Problem details:
The answer must be every line from the entries below that includes "supplied".

Dataset records:
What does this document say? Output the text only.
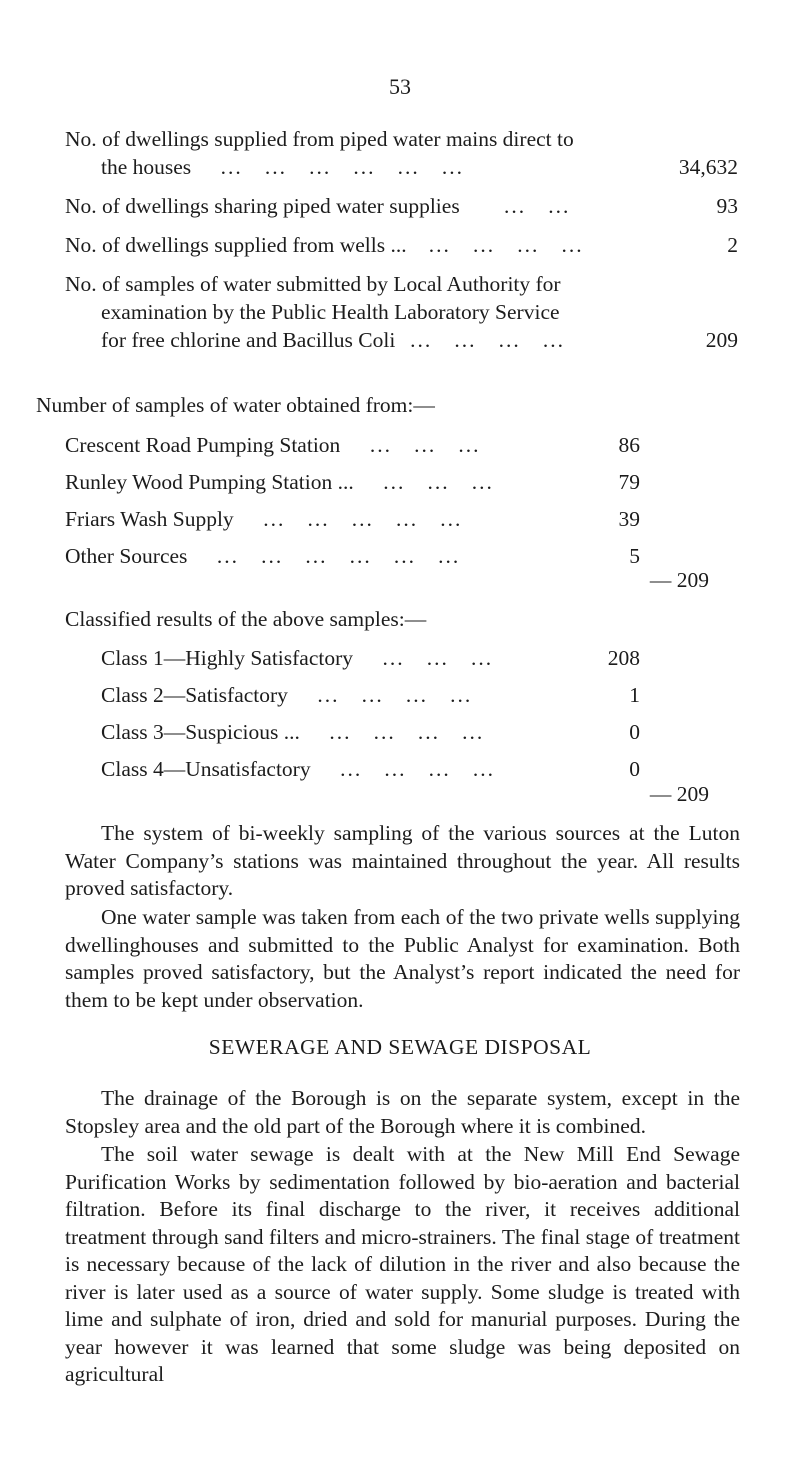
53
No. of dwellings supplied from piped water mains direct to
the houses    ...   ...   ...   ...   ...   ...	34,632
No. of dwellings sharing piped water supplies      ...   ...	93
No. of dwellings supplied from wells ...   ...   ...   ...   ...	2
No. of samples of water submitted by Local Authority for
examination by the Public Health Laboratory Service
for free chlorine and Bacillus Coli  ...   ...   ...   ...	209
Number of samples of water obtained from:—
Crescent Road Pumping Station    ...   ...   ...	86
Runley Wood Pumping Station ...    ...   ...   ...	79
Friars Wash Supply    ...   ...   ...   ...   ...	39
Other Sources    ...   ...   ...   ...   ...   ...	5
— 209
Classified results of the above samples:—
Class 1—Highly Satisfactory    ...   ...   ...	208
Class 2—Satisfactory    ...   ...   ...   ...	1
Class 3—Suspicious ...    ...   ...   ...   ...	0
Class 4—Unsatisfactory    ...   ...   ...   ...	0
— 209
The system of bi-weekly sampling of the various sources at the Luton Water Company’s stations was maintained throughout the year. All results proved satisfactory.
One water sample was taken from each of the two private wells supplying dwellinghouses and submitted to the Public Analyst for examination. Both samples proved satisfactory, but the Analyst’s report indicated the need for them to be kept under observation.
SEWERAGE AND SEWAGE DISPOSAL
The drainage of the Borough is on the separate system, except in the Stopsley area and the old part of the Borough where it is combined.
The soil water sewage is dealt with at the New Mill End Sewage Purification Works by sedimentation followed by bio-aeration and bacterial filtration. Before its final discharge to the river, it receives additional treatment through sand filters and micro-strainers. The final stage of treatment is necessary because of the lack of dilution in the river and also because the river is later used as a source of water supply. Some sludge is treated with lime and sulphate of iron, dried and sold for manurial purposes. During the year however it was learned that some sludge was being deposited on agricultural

--

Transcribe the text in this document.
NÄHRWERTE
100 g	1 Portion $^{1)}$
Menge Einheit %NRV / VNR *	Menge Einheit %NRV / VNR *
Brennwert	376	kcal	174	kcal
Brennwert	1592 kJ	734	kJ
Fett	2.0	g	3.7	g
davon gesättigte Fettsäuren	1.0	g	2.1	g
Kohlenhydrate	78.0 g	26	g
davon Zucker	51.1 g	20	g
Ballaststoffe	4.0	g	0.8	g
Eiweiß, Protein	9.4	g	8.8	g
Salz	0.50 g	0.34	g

---

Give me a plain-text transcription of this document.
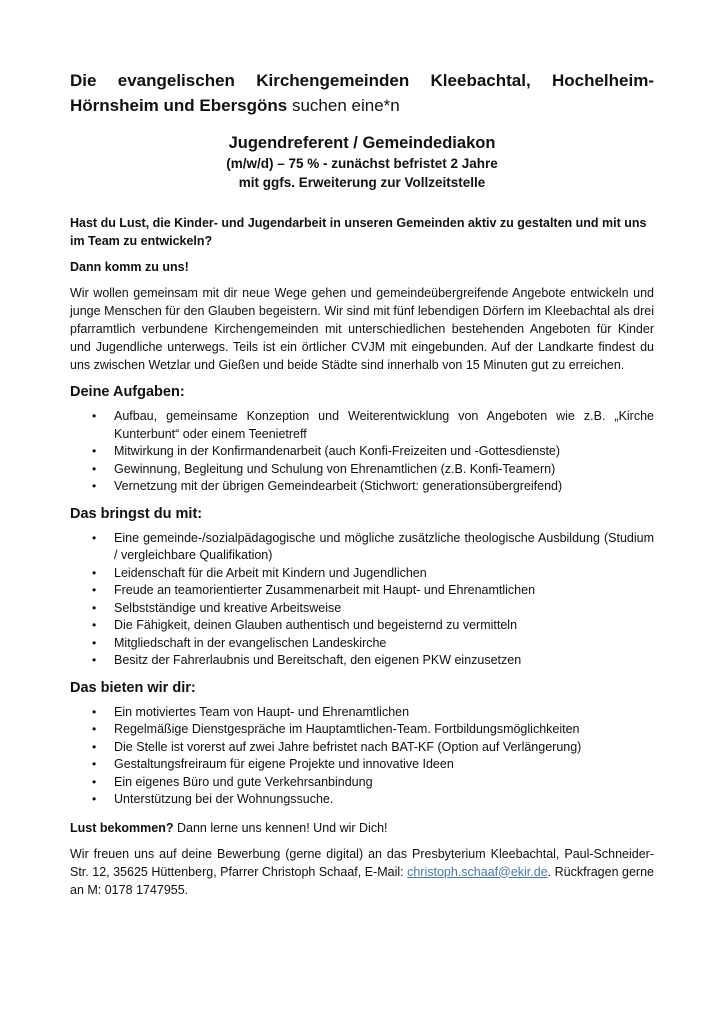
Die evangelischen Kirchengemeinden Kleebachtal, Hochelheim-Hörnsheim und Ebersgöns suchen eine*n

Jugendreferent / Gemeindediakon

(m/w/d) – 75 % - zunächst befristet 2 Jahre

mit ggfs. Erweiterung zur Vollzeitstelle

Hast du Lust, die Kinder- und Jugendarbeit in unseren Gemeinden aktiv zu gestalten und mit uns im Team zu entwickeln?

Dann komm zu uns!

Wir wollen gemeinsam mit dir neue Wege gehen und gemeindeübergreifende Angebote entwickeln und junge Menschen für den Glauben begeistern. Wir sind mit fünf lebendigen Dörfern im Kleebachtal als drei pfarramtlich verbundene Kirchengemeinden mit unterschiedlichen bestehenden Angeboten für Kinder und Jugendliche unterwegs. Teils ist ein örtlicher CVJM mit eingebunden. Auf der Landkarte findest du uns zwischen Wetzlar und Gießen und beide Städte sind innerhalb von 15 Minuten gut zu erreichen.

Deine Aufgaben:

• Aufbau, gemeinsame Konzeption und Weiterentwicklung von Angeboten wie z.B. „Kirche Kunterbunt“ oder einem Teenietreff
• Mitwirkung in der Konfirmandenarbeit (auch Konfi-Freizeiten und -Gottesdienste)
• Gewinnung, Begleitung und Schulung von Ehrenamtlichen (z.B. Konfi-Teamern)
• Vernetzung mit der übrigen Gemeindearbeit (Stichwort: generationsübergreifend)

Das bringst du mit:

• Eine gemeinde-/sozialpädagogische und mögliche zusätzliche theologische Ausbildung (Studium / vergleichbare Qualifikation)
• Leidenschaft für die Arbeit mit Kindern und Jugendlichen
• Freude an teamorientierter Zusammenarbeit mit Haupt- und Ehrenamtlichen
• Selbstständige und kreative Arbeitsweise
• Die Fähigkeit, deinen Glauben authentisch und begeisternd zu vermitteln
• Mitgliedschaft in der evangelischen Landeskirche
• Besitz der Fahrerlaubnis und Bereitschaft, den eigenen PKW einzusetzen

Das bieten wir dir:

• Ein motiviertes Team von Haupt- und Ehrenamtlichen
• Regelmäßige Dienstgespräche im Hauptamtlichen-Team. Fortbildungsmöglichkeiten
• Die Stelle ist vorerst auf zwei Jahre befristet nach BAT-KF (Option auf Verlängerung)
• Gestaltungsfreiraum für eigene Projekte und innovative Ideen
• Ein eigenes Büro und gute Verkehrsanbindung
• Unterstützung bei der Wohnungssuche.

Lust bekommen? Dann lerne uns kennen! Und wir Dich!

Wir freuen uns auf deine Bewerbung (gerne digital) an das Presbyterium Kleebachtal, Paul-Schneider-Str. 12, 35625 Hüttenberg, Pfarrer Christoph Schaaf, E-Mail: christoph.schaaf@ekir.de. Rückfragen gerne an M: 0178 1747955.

Written reply:
No. of dwellings supplied from piped water mains direct to
No. of dwellings supplied from wells ...   ...   ...   ...   ...	2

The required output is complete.